(Exercise details): Filter the entries below, keeping only lines with the word "created".

Data excerpts
(begin)

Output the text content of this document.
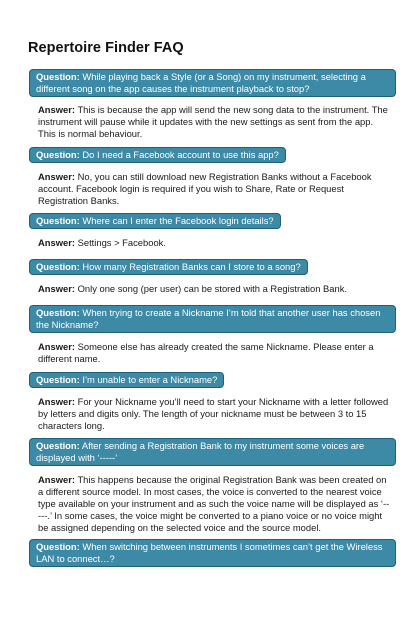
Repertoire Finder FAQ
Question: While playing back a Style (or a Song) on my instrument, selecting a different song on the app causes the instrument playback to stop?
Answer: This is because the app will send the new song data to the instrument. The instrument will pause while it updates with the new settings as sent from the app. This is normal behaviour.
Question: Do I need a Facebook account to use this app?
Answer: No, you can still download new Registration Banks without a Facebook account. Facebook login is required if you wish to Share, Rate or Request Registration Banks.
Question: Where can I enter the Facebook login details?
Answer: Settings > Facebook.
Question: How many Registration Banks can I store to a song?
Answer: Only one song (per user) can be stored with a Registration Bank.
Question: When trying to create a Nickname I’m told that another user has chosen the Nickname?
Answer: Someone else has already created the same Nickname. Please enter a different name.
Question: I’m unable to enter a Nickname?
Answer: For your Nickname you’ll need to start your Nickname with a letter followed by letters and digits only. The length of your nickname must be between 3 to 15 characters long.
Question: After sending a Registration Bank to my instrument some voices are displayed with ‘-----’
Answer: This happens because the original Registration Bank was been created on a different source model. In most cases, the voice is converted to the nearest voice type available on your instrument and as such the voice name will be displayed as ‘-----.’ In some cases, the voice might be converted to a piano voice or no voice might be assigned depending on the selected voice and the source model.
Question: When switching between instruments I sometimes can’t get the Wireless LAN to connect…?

(end)

(Written response):
Answer: Someone else has already created the same Nickname. Please enter a different name.
Answer: This happens because the original Registration Bank was been created on a different source model. In most cases, the voice is converted to the nearest voice type available on your instrument and as such the voice name will be displayed as ‘-----.’ In some cases, the voice might be converted to a piano voice or no voice might be assigned depending on the selected voice and the source model.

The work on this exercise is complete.